#### [Chart and figure data]
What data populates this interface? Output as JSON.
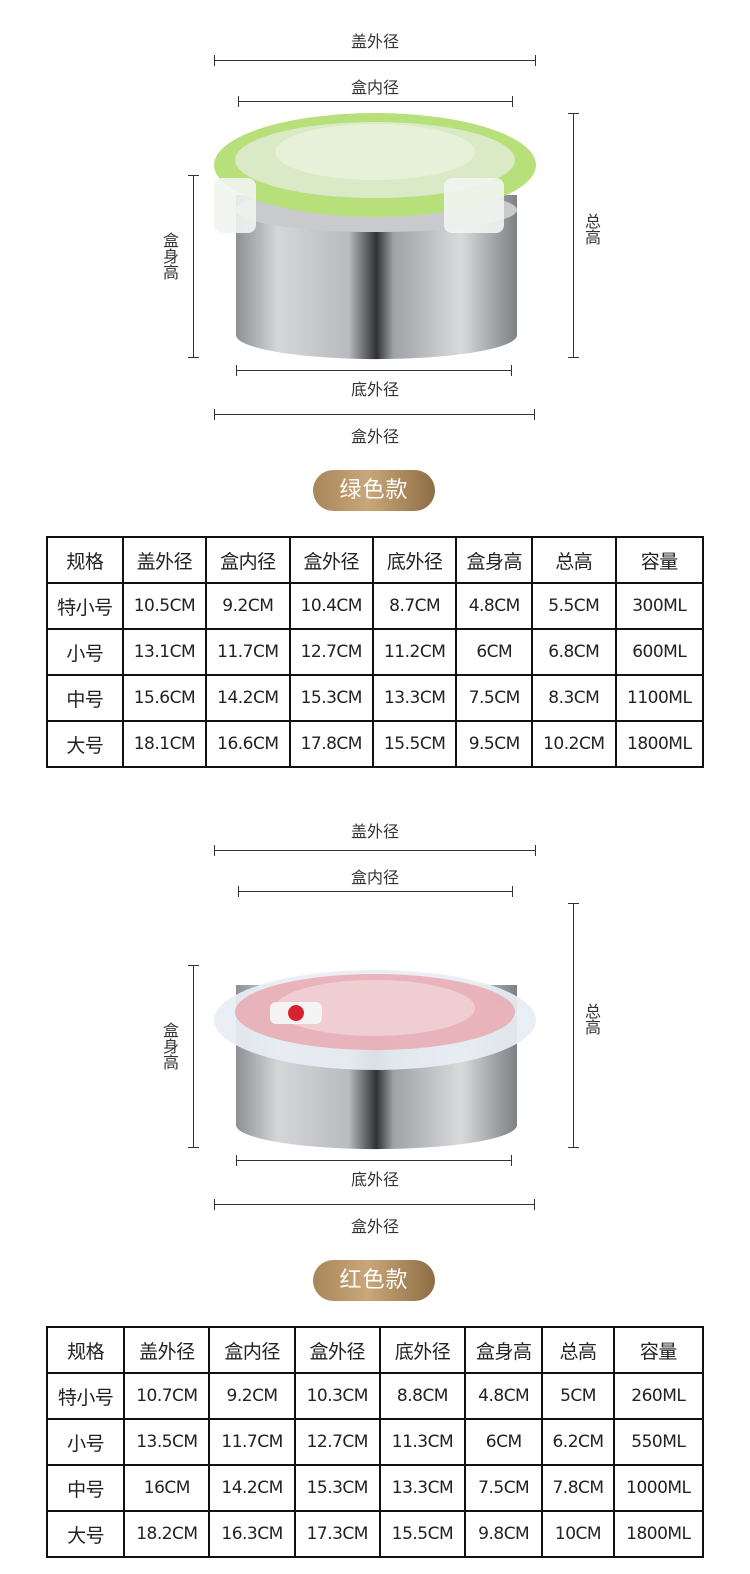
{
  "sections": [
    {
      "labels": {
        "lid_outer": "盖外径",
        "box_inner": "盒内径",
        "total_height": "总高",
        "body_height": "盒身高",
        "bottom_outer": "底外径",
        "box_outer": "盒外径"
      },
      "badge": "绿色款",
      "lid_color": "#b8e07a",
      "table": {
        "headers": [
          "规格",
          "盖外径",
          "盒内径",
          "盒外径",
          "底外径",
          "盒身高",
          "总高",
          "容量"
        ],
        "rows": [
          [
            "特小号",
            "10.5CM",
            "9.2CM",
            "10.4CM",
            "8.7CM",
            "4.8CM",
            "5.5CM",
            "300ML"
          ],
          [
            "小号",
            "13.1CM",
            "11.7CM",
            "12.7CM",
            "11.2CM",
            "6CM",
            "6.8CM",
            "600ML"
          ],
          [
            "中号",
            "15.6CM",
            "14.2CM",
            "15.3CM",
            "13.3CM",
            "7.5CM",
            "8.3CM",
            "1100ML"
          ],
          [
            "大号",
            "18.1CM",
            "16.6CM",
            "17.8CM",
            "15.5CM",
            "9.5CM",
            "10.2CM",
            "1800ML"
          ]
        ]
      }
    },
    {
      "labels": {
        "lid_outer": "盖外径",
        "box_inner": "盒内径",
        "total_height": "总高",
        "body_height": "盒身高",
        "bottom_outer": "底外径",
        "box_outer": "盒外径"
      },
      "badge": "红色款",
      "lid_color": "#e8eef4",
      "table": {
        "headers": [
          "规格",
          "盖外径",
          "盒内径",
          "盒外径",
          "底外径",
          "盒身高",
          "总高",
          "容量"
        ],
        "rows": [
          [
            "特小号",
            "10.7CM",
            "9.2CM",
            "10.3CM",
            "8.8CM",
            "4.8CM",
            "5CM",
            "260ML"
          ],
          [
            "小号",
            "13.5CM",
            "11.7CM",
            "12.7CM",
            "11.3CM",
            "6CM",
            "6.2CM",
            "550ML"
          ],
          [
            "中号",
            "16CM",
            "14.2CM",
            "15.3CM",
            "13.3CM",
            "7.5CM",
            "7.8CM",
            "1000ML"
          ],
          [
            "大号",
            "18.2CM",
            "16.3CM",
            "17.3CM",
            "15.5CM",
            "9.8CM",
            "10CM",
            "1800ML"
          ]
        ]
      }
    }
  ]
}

...

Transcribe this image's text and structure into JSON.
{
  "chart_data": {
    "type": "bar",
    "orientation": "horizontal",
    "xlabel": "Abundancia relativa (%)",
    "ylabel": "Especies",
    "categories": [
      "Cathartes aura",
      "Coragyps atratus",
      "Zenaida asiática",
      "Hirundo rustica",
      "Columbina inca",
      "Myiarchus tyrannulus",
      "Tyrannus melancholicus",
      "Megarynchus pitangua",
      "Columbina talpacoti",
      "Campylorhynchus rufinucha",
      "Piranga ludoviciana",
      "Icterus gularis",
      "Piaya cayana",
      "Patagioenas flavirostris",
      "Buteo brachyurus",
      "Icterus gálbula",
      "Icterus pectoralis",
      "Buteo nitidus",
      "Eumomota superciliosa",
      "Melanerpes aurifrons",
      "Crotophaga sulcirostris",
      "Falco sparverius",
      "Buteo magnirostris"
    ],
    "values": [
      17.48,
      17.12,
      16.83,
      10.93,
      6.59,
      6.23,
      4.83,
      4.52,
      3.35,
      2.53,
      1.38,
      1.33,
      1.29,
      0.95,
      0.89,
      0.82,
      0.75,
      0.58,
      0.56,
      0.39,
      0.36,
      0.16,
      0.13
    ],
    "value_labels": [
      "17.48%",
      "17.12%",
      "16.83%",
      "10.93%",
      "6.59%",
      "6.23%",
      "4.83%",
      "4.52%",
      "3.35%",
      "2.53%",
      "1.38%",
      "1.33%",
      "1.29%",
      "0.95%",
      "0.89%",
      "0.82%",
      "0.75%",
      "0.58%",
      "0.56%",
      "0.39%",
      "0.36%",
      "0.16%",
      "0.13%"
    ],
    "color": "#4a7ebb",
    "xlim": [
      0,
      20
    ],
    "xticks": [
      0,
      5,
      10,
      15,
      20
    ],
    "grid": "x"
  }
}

#### [EXERCISE]
Pick out the lines above containing the word "Icterus", then copy them.

#### [EXERCISE RESULT]
      "Icterus gularis",
      "Icterus gálbula",
      "Icterus pectoralis",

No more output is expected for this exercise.